Extracted data:
----------------

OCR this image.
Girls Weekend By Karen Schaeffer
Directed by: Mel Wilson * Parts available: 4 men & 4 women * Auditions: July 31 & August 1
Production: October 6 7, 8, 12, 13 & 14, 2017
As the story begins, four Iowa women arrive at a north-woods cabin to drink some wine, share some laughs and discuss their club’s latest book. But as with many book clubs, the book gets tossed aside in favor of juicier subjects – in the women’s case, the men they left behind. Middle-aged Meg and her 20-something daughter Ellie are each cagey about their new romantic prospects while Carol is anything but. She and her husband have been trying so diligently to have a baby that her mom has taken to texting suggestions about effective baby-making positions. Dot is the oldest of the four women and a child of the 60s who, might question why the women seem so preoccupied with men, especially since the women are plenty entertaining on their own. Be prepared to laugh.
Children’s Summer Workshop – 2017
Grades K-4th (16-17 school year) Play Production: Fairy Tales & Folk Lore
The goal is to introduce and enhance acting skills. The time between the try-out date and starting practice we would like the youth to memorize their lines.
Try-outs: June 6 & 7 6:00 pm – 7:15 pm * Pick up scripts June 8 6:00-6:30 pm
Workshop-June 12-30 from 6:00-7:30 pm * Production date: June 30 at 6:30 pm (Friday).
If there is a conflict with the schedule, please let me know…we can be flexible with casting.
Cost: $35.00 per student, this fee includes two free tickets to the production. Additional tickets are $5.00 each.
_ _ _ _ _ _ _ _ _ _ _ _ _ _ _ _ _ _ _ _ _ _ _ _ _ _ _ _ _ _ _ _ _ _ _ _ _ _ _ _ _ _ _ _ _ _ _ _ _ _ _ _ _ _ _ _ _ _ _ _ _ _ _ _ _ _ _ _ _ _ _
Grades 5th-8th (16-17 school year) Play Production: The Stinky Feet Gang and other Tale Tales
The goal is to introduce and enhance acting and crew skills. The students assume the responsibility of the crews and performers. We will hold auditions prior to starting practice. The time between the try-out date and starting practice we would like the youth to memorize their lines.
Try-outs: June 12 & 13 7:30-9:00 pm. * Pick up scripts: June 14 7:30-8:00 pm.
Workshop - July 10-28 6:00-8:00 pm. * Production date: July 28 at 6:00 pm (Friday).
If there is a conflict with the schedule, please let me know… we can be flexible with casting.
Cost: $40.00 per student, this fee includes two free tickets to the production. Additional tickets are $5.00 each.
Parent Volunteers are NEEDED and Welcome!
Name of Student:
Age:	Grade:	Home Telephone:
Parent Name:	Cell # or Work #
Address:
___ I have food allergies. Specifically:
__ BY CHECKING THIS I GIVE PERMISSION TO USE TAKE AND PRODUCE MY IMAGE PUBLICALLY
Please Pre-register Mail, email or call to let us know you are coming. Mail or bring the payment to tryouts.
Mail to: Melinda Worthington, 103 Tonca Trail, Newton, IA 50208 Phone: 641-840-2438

----------------

Identify the lines of the data that contain the word "Pick". Copy each of them.

Worked answer:
Try-outs: June 6 & 7 6:00 pm – 7:15 pm * Pick up scripts June 8 6:00-6:30 pm
Try-outs: June 12 & 13 7:30-9:00 pm. * Pick up scripts: June 14 7:30-8:00 pm.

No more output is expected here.